** Set exercise **
Work out how many lines hold "Monthly". Give the number and nothing else.
* * * * * * * * *
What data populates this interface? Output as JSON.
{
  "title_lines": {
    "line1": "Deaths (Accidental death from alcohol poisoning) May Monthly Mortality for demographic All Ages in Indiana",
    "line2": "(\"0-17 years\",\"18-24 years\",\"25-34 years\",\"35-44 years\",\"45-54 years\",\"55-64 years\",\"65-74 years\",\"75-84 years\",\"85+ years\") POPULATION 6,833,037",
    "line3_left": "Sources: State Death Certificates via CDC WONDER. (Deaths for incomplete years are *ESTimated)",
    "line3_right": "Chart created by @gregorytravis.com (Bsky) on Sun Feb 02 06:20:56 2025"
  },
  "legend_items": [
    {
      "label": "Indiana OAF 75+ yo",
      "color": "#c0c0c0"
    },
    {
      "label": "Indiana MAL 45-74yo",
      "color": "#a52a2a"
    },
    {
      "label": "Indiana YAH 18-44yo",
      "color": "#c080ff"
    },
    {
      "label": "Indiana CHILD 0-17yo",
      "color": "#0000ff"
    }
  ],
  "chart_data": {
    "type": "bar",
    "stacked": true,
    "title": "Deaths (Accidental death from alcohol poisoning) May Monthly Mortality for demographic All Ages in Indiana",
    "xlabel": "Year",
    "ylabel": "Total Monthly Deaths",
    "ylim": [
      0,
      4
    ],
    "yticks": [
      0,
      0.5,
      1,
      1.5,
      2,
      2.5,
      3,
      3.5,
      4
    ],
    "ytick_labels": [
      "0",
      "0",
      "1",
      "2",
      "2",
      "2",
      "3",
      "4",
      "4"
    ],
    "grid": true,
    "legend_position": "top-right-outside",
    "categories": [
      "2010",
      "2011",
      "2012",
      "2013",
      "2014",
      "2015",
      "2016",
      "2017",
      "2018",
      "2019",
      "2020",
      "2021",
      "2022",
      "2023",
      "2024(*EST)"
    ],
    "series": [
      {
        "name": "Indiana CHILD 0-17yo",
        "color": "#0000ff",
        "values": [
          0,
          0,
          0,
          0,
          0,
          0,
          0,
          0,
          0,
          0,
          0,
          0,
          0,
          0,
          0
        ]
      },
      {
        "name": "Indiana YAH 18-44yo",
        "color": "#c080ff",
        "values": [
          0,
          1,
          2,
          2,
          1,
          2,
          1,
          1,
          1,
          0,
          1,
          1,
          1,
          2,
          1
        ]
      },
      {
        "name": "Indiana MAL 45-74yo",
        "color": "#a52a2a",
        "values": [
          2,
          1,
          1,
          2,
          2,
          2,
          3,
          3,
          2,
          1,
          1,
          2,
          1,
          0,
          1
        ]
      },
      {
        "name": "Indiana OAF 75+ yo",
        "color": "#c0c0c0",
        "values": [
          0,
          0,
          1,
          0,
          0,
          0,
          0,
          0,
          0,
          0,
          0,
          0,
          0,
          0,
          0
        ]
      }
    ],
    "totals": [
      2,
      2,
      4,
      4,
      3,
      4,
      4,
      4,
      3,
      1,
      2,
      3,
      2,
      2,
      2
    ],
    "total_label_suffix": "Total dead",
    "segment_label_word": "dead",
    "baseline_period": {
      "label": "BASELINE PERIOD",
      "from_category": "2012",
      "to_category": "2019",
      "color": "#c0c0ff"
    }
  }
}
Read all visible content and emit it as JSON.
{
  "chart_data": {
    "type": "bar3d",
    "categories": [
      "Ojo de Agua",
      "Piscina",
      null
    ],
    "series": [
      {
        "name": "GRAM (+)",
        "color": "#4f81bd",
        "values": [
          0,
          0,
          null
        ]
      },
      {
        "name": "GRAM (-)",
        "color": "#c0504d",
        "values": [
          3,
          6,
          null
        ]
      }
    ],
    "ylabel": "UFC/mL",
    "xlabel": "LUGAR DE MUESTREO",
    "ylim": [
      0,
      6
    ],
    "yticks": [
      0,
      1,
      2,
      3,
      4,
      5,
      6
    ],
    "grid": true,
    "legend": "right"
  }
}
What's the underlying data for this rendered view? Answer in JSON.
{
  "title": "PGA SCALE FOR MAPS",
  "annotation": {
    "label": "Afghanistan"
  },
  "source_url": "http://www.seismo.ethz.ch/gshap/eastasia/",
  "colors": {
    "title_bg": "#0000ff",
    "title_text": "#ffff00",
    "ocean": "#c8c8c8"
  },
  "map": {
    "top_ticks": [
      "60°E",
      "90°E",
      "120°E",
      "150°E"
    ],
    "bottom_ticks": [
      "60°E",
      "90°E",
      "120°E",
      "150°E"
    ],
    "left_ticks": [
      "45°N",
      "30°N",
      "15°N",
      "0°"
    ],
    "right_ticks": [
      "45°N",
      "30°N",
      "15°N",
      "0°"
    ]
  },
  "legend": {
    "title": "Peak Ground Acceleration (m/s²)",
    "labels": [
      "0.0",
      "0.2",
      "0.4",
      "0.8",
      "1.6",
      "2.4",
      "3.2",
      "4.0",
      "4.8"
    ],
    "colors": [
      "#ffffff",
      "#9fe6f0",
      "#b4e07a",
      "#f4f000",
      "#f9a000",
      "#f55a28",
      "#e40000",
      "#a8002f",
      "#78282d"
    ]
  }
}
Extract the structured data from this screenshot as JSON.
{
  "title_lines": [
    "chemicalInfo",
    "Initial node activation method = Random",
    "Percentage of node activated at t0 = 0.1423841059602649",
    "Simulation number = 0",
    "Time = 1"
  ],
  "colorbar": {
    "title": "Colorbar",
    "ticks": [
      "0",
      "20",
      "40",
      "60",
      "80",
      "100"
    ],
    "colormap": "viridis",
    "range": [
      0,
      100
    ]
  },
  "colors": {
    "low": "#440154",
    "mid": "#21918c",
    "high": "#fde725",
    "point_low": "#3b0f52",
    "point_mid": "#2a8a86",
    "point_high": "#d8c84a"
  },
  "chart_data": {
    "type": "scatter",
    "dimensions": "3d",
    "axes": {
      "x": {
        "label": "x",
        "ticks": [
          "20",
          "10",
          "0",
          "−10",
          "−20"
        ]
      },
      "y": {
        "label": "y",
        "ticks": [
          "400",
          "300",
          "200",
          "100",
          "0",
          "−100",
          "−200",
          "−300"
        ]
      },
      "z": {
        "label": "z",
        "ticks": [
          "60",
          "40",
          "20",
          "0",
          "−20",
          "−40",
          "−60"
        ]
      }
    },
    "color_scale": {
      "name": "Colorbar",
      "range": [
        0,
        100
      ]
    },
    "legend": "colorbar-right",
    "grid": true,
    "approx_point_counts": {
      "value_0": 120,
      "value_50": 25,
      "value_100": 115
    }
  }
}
* * * * * * * * *
** Solution to the problem **
3